====== ITEMS ======
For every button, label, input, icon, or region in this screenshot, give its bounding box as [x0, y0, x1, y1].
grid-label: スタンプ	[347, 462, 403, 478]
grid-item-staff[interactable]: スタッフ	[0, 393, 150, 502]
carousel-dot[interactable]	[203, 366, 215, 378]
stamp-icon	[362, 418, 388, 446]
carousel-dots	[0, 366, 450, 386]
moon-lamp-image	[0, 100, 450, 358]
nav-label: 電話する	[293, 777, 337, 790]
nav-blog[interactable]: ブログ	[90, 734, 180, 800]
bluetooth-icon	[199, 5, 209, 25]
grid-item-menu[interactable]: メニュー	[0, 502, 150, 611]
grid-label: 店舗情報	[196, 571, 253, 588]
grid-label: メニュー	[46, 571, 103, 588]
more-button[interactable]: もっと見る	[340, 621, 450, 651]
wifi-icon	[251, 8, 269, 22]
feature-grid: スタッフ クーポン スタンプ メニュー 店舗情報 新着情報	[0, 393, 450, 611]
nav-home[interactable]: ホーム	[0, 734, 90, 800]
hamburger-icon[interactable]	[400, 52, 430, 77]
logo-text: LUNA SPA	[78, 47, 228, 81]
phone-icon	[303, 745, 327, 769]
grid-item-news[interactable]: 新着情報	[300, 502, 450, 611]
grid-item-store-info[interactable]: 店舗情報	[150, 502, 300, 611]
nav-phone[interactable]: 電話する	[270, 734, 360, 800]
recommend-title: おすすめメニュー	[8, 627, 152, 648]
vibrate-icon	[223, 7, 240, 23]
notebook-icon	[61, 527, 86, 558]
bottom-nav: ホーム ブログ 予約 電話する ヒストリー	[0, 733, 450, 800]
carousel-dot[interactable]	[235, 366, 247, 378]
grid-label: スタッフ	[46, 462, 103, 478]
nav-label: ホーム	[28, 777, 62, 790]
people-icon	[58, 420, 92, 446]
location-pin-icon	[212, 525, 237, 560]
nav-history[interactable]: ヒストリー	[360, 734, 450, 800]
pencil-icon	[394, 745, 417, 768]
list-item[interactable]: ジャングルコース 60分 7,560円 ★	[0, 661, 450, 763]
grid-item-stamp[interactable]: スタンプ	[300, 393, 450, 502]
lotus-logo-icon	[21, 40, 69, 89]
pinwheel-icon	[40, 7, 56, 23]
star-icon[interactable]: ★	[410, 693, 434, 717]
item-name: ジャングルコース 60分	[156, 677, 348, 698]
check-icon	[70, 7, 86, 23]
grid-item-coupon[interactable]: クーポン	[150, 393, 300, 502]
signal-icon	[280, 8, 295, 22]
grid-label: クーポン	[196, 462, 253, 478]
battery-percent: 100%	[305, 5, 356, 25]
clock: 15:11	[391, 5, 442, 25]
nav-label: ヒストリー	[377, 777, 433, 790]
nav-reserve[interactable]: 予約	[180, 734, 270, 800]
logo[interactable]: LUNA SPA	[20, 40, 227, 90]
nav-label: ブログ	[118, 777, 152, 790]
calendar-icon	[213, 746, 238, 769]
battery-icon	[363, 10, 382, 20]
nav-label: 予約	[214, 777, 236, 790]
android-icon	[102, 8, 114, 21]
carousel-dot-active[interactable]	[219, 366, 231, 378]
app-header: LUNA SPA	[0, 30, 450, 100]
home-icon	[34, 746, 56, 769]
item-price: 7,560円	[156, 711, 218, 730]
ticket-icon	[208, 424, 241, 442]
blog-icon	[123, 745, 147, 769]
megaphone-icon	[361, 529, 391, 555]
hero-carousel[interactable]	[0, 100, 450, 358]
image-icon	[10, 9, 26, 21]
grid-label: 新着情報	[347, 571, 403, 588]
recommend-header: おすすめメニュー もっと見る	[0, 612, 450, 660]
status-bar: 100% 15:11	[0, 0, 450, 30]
======
## WHAT IS BEING ASKED:
Output the stretch of the listing from its first line through the line containing "418, 388, 446]" as a JSON list of strings, one string per line, with blank lines omitted.

## FULL ANSWER:
[
  "For every button, label, input, icon, or region in this screenshot, give its bounding box as [x0, y0, x1, y1].",
  "grid-label: スタンプ\t[347, 462, 403, 478]",
  "grid-item-staff[interactable]: スタッフ\t[0, 393, 150, 502]",
  "carousel-dot[interactable]\t[203, 366, 215, 378]",
  "stamp-icon\t[362, 418, 388, 446]"
]